** Start **

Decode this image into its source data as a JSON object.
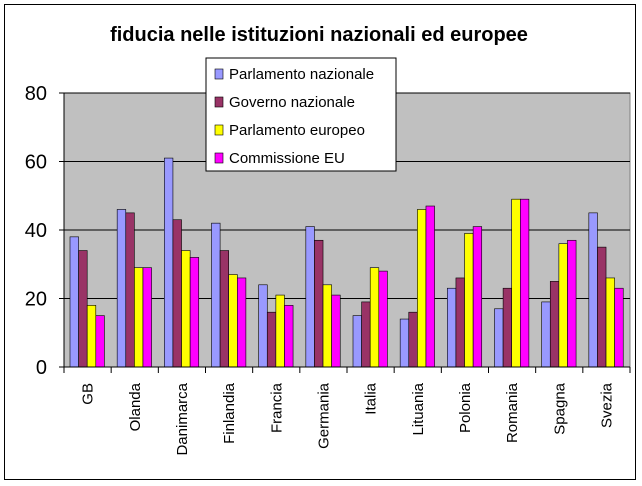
{
  "chart_data": {
    "type": "bar",
    "title": "fiducia nelle istituzioni nazionali ed europee",
    "xlabel": "",
    "ylabel": "",
    "ylim": [
      0,
      80
    ],
    "yticks": [
      "0",
      "20",
      "40",
      "60",
      "80"
    ],
    "grid": true,
    "legend_position": "top-center",
    "categories": [
      "GB",
      "Olanda",
      "Danimarca",
      "Finlandia",
      "Francia",
      "Germania",
      "Italia",
      "Lituania",
      "Polonia",
      "Romania",
      "Spagna",
      "Svezia"
    ],
    "series": [
      {
        "name": "Parlamento nazionale",
        "color": "#9999ff",
        "values": [
          38,
          46,
          61,
          42,
          24,
          41,
          15,
          14,
          23,
          17,
          19,
          45
        ]
      },
      {
        "name": "Governo nazionale",
        "color": "#993366",
        "values": [
          34,
          45,
          43,
          34,
          16,
          37,
          19,
          16,
          26,
          23,
          25,
          35
        ]
      },
      {
        "name": "Parlamento europeo",
        "color": "#ffff00",
        "values": [
          18,
          29,
          34,
          27,
          21,
          24,
          29,
          46,
          39,
          49,
          36,
          26
        ]
      },
      {
        "name": "Commissione EU",
        "color": "#ff00ff",
        "values": [
          15,
          29,
          32,
          26,
          18,
          21,
          28,
          47,
          41,
          49,
          37,
          23
        ]
      }
    ],
    "plot_background": "#c0c0c0"
  }
}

** End **

Report only the number of lines in the listing that contain the word "name".

**EXERCISE OUTPUT**
4